Among the entries below, find the lines with "Output" and copy them.

☆ ☆ ☆ ☆

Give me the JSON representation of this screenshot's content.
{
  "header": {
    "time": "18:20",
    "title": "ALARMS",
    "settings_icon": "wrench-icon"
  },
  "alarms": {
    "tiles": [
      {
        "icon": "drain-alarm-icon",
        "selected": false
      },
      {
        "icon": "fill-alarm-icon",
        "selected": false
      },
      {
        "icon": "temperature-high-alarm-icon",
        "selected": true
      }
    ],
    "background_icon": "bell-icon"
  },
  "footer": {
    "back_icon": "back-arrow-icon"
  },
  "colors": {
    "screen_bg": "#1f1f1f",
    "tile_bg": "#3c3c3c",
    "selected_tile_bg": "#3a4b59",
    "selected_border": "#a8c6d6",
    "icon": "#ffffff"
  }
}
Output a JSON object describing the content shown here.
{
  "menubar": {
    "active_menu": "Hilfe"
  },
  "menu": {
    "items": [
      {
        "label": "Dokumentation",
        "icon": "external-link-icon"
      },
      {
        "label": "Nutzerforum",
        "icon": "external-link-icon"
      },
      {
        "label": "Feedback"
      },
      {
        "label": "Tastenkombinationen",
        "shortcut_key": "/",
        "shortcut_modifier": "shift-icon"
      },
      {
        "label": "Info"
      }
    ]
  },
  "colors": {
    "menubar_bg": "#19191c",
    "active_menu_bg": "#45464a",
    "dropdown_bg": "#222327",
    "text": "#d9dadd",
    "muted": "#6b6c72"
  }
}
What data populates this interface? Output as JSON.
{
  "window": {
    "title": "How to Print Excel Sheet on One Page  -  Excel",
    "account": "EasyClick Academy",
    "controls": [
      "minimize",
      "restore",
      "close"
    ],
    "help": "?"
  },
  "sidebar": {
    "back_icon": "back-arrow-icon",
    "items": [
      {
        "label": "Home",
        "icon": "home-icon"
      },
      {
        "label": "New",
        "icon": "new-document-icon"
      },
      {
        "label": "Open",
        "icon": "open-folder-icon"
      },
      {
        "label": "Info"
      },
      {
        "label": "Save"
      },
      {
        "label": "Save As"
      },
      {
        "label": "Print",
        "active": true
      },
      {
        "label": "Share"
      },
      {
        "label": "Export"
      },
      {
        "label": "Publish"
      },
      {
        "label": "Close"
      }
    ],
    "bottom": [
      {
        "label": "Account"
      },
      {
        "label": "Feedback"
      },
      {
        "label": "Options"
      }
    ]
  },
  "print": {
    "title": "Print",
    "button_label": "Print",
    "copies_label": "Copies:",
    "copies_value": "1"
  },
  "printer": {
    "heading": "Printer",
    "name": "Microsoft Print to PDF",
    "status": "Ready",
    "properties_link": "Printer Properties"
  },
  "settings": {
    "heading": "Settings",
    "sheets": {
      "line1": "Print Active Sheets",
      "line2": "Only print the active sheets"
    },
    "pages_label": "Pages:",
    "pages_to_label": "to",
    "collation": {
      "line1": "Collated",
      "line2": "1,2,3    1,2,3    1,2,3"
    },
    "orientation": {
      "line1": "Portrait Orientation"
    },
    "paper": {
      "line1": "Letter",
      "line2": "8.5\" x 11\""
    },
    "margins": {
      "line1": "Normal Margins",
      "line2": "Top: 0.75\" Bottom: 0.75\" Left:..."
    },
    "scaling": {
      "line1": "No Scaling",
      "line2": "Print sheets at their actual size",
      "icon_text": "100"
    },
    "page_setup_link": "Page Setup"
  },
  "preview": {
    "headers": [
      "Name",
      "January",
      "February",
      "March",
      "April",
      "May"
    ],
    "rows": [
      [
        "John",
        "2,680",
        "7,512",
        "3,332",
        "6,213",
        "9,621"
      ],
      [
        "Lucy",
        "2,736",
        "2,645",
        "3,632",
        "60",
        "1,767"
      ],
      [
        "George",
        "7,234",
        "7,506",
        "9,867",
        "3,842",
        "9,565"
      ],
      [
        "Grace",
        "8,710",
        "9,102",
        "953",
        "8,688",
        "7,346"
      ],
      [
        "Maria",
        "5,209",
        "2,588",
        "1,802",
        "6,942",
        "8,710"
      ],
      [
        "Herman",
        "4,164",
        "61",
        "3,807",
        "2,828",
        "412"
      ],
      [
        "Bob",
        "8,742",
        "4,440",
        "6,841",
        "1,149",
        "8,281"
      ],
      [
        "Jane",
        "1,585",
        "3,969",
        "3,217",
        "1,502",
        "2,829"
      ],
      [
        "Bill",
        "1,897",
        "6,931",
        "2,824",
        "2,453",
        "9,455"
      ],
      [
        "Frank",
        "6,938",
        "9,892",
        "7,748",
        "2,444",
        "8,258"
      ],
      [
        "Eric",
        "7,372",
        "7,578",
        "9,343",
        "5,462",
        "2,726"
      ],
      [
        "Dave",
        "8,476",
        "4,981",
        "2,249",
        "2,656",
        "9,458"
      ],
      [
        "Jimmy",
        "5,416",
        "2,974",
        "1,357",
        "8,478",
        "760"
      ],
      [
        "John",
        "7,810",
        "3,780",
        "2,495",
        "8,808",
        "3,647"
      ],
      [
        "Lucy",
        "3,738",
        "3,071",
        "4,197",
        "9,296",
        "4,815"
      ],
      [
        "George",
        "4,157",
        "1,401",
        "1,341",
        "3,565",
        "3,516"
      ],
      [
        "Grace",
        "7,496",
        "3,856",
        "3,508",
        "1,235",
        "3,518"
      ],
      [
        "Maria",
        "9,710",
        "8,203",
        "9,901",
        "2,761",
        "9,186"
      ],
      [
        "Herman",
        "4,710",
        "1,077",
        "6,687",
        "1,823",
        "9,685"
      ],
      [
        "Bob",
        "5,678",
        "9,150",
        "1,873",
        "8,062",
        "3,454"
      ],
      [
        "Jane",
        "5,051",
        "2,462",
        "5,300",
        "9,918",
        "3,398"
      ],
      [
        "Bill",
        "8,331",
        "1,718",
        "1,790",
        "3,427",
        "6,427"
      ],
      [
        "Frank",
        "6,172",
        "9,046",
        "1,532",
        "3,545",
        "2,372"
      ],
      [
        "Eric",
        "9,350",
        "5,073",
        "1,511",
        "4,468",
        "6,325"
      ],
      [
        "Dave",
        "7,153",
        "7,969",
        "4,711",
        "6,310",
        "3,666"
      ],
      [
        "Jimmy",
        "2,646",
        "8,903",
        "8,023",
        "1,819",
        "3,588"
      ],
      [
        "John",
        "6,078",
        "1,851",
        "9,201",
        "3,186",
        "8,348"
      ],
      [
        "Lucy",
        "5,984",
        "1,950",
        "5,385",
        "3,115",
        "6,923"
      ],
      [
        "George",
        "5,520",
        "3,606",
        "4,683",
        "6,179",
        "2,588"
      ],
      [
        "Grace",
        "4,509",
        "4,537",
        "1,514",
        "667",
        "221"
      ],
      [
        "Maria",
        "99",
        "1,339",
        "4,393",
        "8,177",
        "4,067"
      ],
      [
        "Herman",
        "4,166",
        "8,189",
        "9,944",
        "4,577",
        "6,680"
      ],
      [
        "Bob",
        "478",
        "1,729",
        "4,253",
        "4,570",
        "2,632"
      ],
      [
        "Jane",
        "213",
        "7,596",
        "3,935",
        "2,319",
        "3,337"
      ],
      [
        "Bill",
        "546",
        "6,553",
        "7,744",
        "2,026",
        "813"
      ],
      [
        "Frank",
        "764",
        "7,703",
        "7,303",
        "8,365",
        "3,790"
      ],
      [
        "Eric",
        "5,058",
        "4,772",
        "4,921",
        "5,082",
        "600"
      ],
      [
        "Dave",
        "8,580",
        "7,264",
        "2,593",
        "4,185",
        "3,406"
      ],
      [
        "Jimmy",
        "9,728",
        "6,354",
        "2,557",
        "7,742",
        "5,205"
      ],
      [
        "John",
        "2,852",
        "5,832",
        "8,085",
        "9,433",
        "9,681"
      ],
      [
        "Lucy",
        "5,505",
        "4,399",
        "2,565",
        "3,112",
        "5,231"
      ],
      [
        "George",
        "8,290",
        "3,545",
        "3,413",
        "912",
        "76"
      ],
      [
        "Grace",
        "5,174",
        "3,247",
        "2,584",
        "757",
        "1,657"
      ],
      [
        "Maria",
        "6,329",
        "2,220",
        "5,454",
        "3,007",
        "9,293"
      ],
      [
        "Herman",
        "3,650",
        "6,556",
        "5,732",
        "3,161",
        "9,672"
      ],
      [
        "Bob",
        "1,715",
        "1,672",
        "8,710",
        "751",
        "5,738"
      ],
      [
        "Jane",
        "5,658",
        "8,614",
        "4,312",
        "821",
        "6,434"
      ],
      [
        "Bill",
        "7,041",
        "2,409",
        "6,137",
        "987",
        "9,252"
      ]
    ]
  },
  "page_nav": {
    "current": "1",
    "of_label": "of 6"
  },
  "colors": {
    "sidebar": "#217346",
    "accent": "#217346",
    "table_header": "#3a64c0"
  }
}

☆ ☆ ☆ ☆

EXERCISE ANSWER:
Output a JSON object describing the content shown here.
What data populates this interface? Output as JSON.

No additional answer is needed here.